-- start --

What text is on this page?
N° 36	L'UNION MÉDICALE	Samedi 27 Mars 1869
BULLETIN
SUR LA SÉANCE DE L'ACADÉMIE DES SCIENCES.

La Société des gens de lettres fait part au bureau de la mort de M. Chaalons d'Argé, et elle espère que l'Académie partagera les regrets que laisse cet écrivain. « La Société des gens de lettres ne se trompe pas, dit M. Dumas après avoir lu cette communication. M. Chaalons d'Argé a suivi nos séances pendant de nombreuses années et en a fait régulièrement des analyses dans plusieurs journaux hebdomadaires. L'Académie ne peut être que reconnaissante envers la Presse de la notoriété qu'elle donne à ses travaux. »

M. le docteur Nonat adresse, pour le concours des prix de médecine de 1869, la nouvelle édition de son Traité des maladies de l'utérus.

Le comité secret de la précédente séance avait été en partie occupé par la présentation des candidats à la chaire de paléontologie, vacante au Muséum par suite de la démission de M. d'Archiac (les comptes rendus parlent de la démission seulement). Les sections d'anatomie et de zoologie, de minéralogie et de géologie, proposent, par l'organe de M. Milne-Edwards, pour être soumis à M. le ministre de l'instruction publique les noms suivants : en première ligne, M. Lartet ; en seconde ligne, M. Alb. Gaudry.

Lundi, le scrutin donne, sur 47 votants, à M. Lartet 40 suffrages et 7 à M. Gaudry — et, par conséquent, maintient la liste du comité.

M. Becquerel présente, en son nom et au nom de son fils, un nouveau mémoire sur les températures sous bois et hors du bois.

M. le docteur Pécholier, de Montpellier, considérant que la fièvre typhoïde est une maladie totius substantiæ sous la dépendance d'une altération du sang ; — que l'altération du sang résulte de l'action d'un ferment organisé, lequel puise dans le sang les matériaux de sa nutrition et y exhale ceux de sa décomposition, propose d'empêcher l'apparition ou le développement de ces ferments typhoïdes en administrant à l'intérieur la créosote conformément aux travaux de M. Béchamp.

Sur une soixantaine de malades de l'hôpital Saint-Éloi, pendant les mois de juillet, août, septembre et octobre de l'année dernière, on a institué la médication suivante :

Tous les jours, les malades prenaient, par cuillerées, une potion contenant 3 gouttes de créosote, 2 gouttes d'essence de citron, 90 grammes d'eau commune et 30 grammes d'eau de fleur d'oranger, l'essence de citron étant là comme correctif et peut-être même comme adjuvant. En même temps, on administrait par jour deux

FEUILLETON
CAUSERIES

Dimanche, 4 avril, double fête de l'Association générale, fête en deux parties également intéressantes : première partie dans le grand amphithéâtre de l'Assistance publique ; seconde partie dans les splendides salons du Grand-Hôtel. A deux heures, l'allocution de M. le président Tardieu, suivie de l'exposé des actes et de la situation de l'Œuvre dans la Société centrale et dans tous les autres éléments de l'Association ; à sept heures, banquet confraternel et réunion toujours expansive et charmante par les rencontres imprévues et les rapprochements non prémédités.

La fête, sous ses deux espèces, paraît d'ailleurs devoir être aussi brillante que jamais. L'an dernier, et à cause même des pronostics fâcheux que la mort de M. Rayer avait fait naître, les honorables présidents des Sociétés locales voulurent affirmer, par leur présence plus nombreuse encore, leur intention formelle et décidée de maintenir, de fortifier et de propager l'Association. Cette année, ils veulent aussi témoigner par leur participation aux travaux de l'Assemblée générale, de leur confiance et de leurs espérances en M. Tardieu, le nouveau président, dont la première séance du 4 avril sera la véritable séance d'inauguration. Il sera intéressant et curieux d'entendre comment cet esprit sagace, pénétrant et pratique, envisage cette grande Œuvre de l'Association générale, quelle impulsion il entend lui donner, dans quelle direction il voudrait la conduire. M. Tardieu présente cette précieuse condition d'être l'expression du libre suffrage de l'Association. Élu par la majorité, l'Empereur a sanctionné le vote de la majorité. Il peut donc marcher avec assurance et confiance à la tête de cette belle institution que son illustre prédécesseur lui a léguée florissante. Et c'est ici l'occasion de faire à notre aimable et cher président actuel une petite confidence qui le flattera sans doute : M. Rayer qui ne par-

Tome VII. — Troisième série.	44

-- end --

Work required:
Copy out the whole listing exactly.

Solution for this exercise:
What text is on this page?
N° 36	L'UNION MÉDICALE	Samedi 27 Mars 1869
BULLETIN
SUR LA SÉANCE DE L'ACADÉMIE DES SCIENCES.

La Société des gens de lettres fait part au bureau de la mort de M. Chaalons d'Argé, et elle espère que l'Académie partagera les regrets que laisse cet écrivain. « La Société des gens de lettres ne se trompe pas, dit M. Dumas après avoir lu cette communication. M. Chaalons d'Argé a suivi nos séances pendant de nombreuses années et en a fait régulièrement des analyses dans plusieurs journaux hebdomadaires. L'Académie ne peut être que reconnaissante envers la Presse de la notoriété qu'elle donne à ses travaux. »

M. le docteur Nonat adresse, pour le concours des prix de médecine de 1869, la nouvelle édition de son Traité des maladies de l'utérus.

Le comité secret de la précédente séance avait été en partie occupé par la présentation des candidats à la chaire de paléontologie, vacante au Muséum par suite de la démission de M. d'Archiac (les comptes rendus parlent de la démission seulement). Les sections d'anatomie et de zoologie, de minéralogie et de géologie, proposent, par l'organe de M. Milne-Edwards, pour être soumis à M. le ministre de l'instruction publique les noms suivants : en première ligne, M. Lartet ; en seconde ligne, M. Alb. Gaudry.

Lundi, le scrutin donne, sur 47 votants, à M. Lartet 40 suffrages et 7 à M. Gaudry — et, par conséquent, maintient la liste du comité.

M. Becquerel présente, en son nom et au nom de son fils, un nouveau mémoire sur les températures sous bois et hors du bois.

M. le docteur Pécholier, de Montpellier, considérant que la fièvre typhoïde est une maladie totius substantiæ sous la dépendance d'une altération du sang ; — que l'altération du sang résulte de l'action d'un ferment organisé, lequel puise dans le sang les matériaux de sa nutrition et y exhale ceux de sa décomposition, propose d'empêcher l'apparition ou le développement de ces ferments typhoïdes en administrant à l'intérieur la créosote conformément aux travaux de M. Béchamp.

Sur une soixantaine de malades de l'hôpital Saint-Éloi, pendant les mois de juillet, août, septembre et octobre de l'année dernière, on a institué la médication suivante :

Tous les jours, les malades prenaient, par cuillerées, une potion contenant 3 gouttes de créosote, 2 gouttes d'essence de citron, 90 grammes d'eau commune et 30 grammes d'eau de fleur d'oranger, l'essence de citron étant là comme correctif et peut-être même comme adjuvant. En même temps, on administrait par jour deux

FEUILLETON
CAUSERIES

Dimanche, 4 avril, double fête de l'Association générale, fête en deux parties également intéressantes : première partie dans le grand amphithéâtre de l'Assistance publique ; seconde partie dans les splendides salons du Grand-Hôtel. A deux heures, l'allocution de M. le président Tardieu, suivie de l'exposé des actes et de la situation de l'Œuvre dans la Société centrale et dans tous les autres éléments de l'Association ; à sept heures, banquet confraternel et réunion toujours expansive et charmante par les rencontres imprévues et les rapprochements non prémédités.

La fête, sous ses deux espèces, paraît d'ailleurs devoir être aussi brillante que jamais. L'an dernier, et à cause même des pronostics fâcheux que la mort de M. Rayer avait fait naître, les honorables présidents des Sociétés locales voulurent affirmer, par leur présence plus nombreuse encore, leur intention formelle et décidée de maintenir, de fortifier et de propager l'Association. Cette année, ils veulent aussi témoigner par leur participation aux travaux de l'Assemblée générale, de leur confiance et de leurs espérances en M. Tardieu, le nouveau président, dont la première séance du 4 avril sera la véritable séance d'inauguration. Il sera intéressant et curieux d'entendre comment cet esprit sagace, pénétrant et pratique, envisage cette grande Œuvre de l'Association générale, quelle impulsion il entend lui donner, dans quelle direction il voudrait la conduire. M. Tardieu présente cette précieuse condition d'être l'expression du libre suffrage de l'Association. Élu par la majorité, l'Empereur a sanctionné le vote de la majorité. Il peut donc marcher avec assurance et confiance à la tête de cette belle institution que son illustre prédécesseur lui a léguée florissante. Et c'est ici l'occasion de faire à notre aimable et cher président actuel une petite confidence qui le flattera sans doute : M. Rayer qui ne par-

Tome VII. — Troisième série.	44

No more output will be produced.